───── INPUT ROWS ─────

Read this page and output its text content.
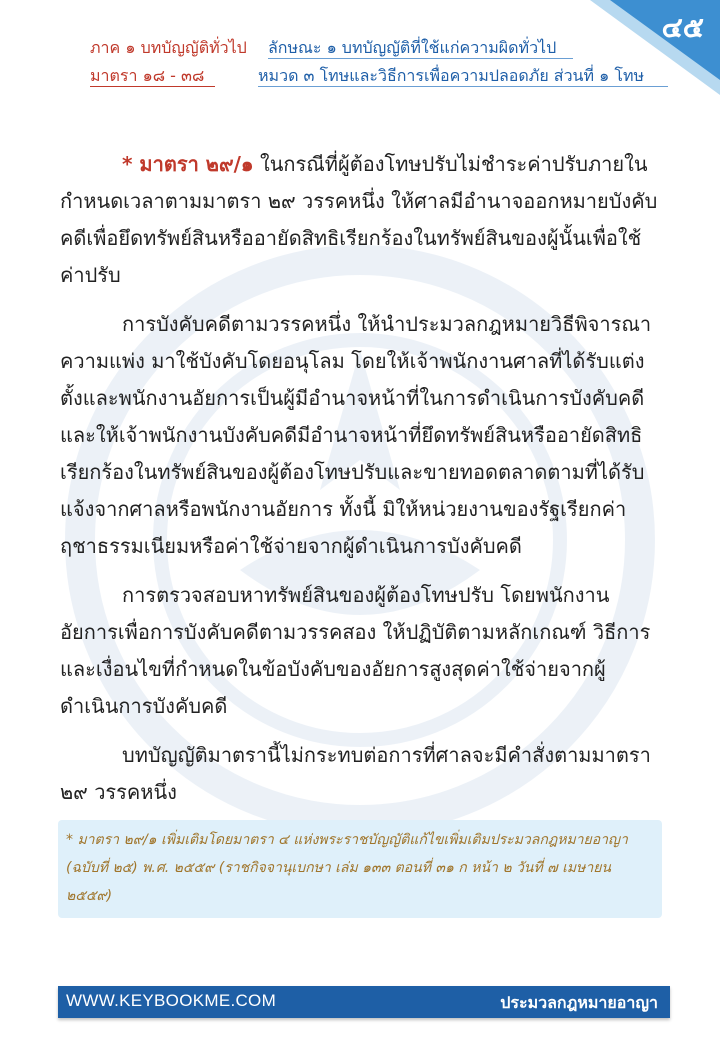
๔๕
ภาค ๑ บทบัญญัติทั่วไป ลักษณะ ๑ บทบัญญัติที่ใช้แก่ความผิดทั่วไป
มาตรา ๑๘ - ๓๘	หมวด ๓ โทษและวิธีการเพื่อความปลอดภัย ส่วนที่ ๑ โทษ

* มาตรา ๒๙/๑ ในกรณีที่ผู้ต้องโทษปรับไม่ชำระค่าปรับภายในกำหนดเวลาตามมาตรา ๒๙ วรรคหนึ่ง ให้ศาลมีอำนาจออกหมายบังคับคดีเพื่อยึดทรัพย์สินหรืออายัดสิทธิเรียกร้องในทรัพย์สินของผู้นั้นเพื่อใช้ค่าปรับ

การบังคับคดีตามวรรคหนึ่ง ให้นำประมวลกฎหมายวิธีพิจารณาความแพ่ง มาใช้บังคับโดยอนุโลม โดยให้เจ้าพนักงานศาลที่ได้รับแต่งตั้งและพนักงานอัยการเป็นผู้มีอำนาจหน้าที่ในการดำเนินการบังคับคดี และให้เจ้าพนักงานบังคับคดีมีอำนาจหน้าที่ยึดทรัพย์สินหรืออายัดสิทธิเรียกร้องในทรัพย์สินของผู้ต้องโทษปรับและขายทอดตลาดตามที่ได้รับแจ้งจากศาลหรือพนักงานอัยการ ทั้งนี้ มิให้หน่วยงานของรัฐเรียกค่าฤชาธรรมเนียมหรือค่าใช้จ่ายจากผู้ดำเนินการบังคับคดี

การตรวจสอบหาทรัพย์สินของผู้ต้องโทษปรับ โดยพนักงานอัยการเพื่อการบังคับคดีตามวรรคสอง ให้ปฏิบัติตามหลักเกณฑ์ วิธีการ และเงื่อนไขที่กำหนดในข้อบังคับของอัยการสูงสุดค่าใช้จ่ายจากผู้ดำเนินการบังคับคดี

บทบัญญัติมาตรานี้ไม่กระทบต่อการที่ศาลจะมีคำสั่งตามมาตรา ๒๙ วรรคหนึ่ง

* มาตรา ๒๙/๑ เพิ่มเติมโดยมาตรา ๔ แห่งพระราชบัญญัติแก้ไขเพิ่มเติมประมวลกฎหมายอาญา (ฉบับที่ ๒๕) พ.ศ. ๒๕๕๙ (ราชกิจจานุเบกษา เล่ม ๑๓๓ ตอนที่ ๓๑ ก หน้า ๒ วันที่ ๗ เมษายน ๒๕๕๙)
WWW.KEYBOOKME.COM	ประมวลกฎหมายอาญา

─────

__WRITTEN INSTRUCTION__:
Go over the records above line by line and count those holding the word "องโทษปร". Reply only with the number.

__PROBLEM SOLUTION__:
3